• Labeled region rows
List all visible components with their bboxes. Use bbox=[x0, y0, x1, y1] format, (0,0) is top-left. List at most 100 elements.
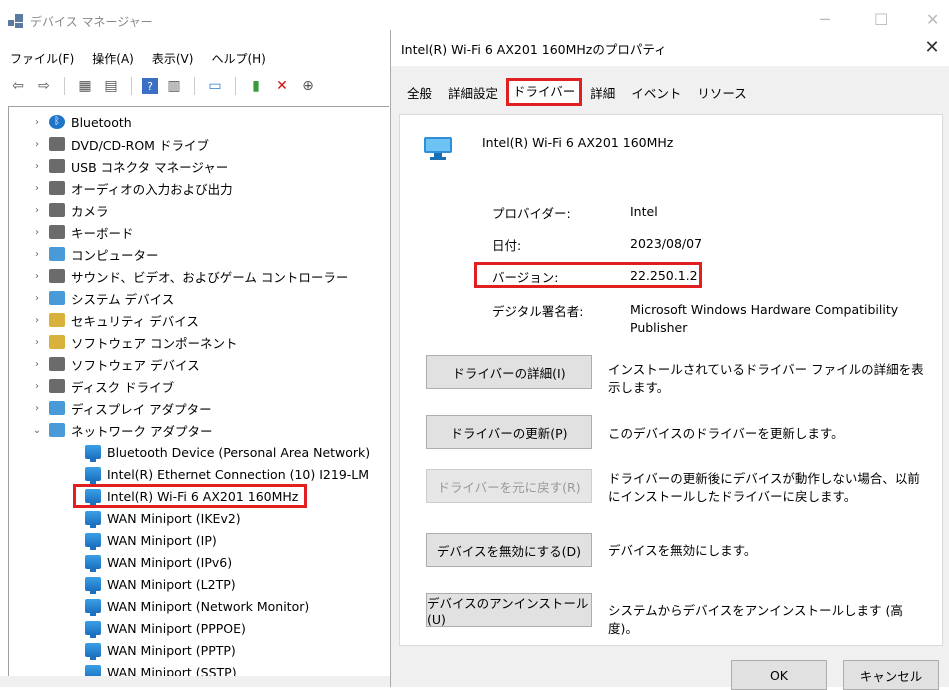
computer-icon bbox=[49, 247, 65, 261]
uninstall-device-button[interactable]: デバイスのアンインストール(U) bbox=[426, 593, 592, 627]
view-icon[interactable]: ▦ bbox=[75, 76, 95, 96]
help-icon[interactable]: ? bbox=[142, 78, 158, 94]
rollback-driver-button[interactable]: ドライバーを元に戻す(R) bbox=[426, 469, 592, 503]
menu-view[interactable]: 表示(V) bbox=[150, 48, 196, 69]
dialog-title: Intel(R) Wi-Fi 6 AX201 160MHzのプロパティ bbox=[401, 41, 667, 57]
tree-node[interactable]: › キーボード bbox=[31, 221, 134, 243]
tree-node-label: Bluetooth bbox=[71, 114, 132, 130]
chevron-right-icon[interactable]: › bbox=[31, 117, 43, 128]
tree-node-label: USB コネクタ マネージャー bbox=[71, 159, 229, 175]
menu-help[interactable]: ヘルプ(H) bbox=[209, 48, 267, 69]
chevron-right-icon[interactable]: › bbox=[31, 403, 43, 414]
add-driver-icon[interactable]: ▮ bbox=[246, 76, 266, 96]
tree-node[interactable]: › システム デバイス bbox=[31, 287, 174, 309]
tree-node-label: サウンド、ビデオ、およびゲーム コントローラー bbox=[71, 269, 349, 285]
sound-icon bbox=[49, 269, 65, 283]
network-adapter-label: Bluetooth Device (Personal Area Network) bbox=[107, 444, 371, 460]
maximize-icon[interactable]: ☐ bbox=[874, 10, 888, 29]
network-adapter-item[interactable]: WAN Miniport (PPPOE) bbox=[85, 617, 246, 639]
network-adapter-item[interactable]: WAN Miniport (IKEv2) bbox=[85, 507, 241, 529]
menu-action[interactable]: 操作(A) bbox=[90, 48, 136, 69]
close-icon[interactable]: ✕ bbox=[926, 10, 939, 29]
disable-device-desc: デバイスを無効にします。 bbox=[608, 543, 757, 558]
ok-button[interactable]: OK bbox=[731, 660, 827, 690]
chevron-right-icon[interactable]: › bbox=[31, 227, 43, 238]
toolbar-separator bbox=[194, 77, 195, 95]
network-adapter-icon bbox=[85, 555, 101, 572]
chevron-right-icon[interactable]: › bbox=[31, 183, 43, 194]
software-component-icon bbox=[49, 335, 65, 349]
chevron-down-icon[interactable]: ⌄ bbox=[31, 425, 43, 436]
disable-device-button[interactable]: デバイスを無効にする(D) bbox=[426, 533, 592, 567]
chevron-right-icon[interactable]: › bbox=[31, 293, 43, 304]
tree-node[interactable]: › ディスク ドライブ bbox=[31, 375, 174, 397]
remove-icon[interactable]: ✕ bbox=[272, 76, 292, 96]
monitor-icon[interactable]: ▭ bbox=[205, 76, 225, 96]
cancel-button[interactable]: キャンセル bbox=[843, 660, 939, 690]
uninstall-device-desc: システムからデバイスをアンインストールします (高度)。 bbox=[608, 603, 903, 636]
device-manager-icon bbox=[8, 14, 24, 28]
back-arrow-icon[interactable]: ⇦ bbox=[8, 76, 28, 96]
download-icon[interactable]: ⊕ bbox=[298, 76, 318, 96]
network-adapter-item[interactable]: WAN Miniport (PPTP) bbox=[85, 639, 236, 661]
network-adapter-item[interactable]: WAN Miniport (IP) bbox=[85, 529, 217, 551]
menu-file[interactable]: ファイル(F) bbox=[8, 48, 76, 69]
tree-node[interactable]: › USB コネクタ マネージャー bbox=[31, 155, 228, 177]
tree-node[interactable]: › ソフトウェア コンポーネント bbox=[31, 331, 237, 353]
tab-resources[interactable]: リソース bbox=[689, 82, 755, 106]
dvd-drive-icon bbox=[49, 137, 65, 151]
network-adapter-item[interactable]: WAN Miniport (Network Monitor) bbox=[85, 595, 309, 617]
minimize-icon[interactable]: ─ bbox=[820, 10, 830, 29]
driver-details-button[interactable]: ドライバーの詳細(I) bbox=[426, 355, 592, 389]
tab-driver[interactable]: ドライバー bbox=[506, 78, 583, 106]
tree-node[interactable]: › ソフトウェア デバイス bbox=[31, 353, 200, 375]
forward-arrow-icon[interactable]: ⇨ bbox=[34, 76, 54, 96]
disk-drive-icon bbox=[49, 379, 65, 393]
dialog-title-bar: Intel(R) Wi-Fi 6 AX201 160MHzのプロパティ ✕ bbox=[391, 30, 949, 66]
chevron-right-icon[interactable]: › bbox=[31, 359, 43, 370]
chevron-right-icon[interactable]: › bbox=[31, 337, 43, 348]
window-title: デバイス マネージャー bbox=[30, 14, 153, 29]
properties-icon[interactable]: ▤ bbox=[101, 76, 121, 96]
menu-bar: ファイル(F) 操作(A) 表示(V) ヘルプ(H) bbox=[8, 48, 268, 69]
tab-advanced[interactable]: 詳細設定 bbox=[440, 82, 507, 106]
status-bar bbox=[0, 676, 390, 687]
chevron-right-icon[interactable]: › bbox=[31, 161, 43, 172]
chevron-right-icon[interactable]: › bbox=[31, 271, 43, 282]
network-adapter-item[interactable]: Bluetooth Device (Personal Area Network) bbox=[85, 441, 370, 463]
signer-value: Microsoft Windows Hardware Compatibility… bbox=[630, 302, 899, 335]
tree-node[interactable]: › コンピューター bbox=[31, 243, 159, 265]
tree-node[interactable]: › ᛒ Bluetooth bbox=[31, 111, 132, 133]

• Exercise description
Lay out every line in the rows above as a JSON list of strings, one string per line, skipping blank lines and leaving out the pictures.

• Task result
[
  "List all visible components with their bboxes. Use bbox=[x0, y0, x1, y1] format, (0,0) is top-left. List at most 100 elements.",
  "computer-icon bbox=[49, 247, 65, 261]",
  "uninstall-device-button[interactable]: デバイスのアンインストール(U) bbox=[426, 593, 592, 627]",
  "view-icon[interactable]: ▦ bbox=[75, 76, 95, 96]",
  "help-icon[interactable]: ? bbox=[142, 78, 158, 94]",
  "rollback-driver-button[interactable]: ドライバーを元に戻す(R) bbox=[426, 469, 592, 503]",
  "menu-view[interactable]: 表示(V) bbox=[150, 48, 196, 69]",
  "dialog-title: Intel(R) Wi-Fi 6 AX201 160MHzのプロパティ bbox=[401, 41, 667, 57]",
  "tree-node[interactable]: › キーボード bbox=[31, 221, 134, 243]",
  "tree-node-label: Bluetooth bbox=[71, 114, 132, 130]",
  "chevron-right-icon[interactable]: › bbox=[31, 117, 43, 128]",
  "tree-node-label: USB コネクタ マネージャー bbox=[71, 159, 229, 175]",
  "menu-help[interactable]: ヘルプ(H) bbox=[209, 48, 267, 69]",
  "chevron-right-icon[interactable]: › bbox=[31, 403, 43, 414]",
  "add-driver-icon[interactable]: ▮ bbox=[246, 76, 266, 96]",
  "tree-node[interactable]: › システム デバイス bbox=[31, 287, 174, 309]",
  "tree-node-label: サウンド、ビデオ、およびゲーム コントローラー bbox=[71, 269, 349, 285]",
  "sound-icon bbox=[49, 269, 65, 283]",
  "network-adapter-label: Bluetooth Device (Personal Area Network) bbox=[107, 444, 371, 460]",
  "maximize-icon[interactable]: ☐ bbox=[874, 10, 888, 29]",
  "network-adapter-item[interactable]: WAN Miniport (PPPOE) bbox=[85, 617, 246, 639]",
  "network-adapter-item[interactable]: WAN Miniport (IKEv2) bbox=[85, 507, 241, 529]",
  "menu-action[interactable]: 操作(A) bbox=[90, 48, 136, 69]",
  "close-icon[interactable]: ✕ bbox=[926, 10, 939, 29]",
  "disable-device-desc: デバイスを無効にします。 bbox=[608, 543, 757, 558]",
  "ok-button[interactable]: OK bbox=[731, 660, 827, 690]",
  "chevron-right-icon[interactable]: › bbox=[31, 227, 43, 238]",
  "toolbar-separator bbox=[194, 77, 195, 95]",
  "network-adapter-icon bbox=[85, 555, 101, 572]",
  "chevron-right-icon[interactable]: › bbox=[31, 183, 43, 194]",
  "software-component-icon bbox=[49, 335, 65, 349]",
  "chevron-down-icon[interactable]: ⌄ bbox=[31, 425, 43, 436]",
  "disable-device-button[interactable]: デバイスを無効にする(D) bbox=[426, 533, 592, 567]",
  "chevron-right-icon[interactable]: › bbox=[31, 293, 43, 304]",
  "tree-node[interactable]: › ディスク ドライブ bbox=[31, 375, 174, 397]",
  "remove-icon[interactable]: ✕ bbox=[272, 76, 292, 96]",
  "monitor-icon[interactable]: ▭ bbox=[205, 76, 225, 96]",
  "cancel-button[interactable]: キャンセル bbox=[843, 660, 939, 690]",
  "uninstall-device-desc: システムからデバイスをアンインストールします (高度)。 bbox=[608, 603, 903, 636]",
  "device-manager-icon bbox=[8, 14, 24, 28]",
  "back-arrow-icon[interactable]: ⇦ bbox=[8, 76, 28, 96]",
  "download-icon[interactable]: ⊕ bbox=[298, 76, 318, 96]",
  "network-adapter-item[interactable]: WAN Miniport (PPTP) bbox=[85, 639, 236, 661]",
  "network-adapter-item[interactable]: WAN Miniport (IP) bbox=[85, 529, 217, 551]",
  "menu-file[interactable]: ファイル(F) bbox=[8, 48, 76, 69]",
  "tree-node[interactable]: › USB コネクタ マネージャー bbox=[31, 155, 228, 177]",
  "tree-node[interactable]: › ソフトウェア コンポーネント bbox=[31, 331, 237, 353]",
  "tab-resources[interactable]: リソース bbox=[689, 82, 755, 106]",
  "dvd-drive-icon bbox=[49, 137, 65, 151]",
  "network-adapter-item[interactable]: WAN Miniport (Network Monitor) bbox=[85, 595, 309, 617]",
  "minimize-icon[interactable]: ─ bbox=[820, 10, 830, 29]",
  "driver-details-button[interactable]: ドライバーの詳細(I) bbox=[426, 355, 592, 389]",
  "tab-driver[interactable]: ドライバー bbox=[506, 78, 583, 106]",
  "tree-node[interactable]: › ソフトウェア デバイス bbox=[31, 353, 200, 375]",
  "forward-arrow-icon[interactable]: ⇨ bbox=[34, 76, 54, 96]",
  "disk-drive-icon bbox=[49, 379, 65, 393]",
  "dialog-title-bar: Intel(R) Wi-Fi 6 AX201 160MHzのプロパティ ✕ bbox=[391, 30, 949, 66]",
  "chevron-right-icon[interactable]: › bbox=[31, 359, 43, 370]",
  "chevron-right-icon[interactable]: › bbox=[31, 337, 43, 348]",
  "window-title: デバイス マネージャー bbox=[30, 14, 153, 29]",
  "properties-icon[interactable]: ▤ bbox=[101, 76, 121, 96]",
  "menu-bar: ファイル(F) 操作(A) 表示(V) ヘルプ(H) bbox=[8, 48, 268, 69]",
  "tab-advanced[interactable]: 詳細設定 bbox=[440, 82, 507, 106]",
  "status-bar bbox=[0, 676, 390, 687]",
  "chevron-right-icon[interactable]: › bbox=[31, 161, 43, 172]",
  "chevron-right-icon[interactable]: › bbox=[31, 271, 43, 282]",
  "network-adapter-item[interactable]: Bluetooth Device (Personal Area Network) bbox=[85, 441, 370, 463]",
  "signer-value: Microsoft Windows Hardware Compatibility… bbox=[630, 302, 899, 335]",
  "tree-node[interactable]: › コンピューター bbox=[31, 243, 159, 265]",
  "tree-node[interactable]: › ᛒ Bluetooth bbox=[31, 111, 132, 133]"
]